━━ Given entries

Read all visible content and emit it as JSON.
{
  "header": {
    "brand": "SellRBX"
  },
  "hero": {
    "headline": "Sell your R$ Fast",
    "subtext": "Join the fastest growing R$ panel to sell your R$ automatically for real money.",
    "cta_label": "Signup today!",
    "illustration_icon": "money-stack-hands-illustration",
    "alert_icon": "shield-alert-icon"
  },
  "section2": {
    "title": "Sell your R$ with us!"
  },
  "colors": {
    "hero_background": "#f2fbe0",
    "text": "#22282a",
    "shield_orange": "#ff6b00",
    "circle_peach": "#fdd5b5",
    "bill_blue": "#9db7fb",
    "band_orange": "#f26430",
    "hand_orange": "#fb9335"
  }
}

━━━━
━━ Given entries

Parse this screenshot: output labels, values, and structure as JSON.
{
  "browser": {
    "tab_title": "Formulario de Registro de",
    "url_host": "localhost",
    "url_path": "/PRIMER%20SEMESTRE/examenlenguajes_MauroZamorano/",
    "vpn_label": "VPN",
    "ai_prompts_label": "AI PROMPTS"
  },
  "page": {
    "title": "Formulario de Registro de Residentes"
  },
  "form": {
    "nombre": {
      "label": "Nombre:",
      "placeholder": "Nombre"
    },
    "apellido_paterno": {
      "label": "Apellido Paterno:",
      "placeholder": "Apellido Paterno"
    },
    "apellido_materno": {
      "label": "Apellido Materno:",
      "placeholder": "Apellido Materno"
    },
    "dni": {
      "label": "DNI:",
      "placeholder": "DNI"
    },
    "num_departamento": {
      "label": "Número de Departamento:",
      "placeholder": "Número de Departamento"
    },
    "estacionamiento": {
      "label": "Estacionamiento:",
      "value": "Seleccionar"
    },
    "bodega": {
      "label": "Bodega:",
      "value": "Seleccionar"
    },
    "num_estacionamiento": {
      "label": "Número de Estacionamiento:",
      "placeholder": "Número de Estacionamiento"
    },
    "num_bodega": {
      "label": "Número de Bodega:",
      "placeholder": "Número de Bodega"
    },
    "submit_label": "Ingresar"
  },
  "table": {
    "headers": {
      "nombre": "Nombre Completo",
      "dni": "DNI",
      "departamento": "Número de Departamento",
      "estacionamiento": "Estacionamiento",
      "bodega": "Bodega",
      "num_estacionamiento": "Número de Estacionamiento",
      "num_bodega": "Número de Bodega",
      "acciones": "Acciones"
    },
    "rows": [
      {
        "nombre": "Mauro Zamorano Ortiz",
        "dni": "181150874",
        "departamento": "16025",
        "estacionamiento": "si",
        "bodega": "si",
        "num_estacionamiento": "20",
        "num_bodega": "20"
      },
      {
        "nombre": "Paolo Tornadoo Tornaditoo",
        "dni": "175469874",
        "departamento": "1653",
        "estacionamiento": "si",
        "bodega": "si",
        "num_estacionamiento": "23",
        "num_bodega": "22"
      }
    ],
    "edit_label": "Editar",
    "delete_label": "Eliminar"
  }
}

━━━━

Job
Check each line of the records for the word "your" and extract those that contain it.

Response
    "headline": "Sell your R$ Fast",
    "subtext": "Join the fastest growing R$ panel to sell your R$ automatically for real money.",
    "title": "Sell your R$ with us!"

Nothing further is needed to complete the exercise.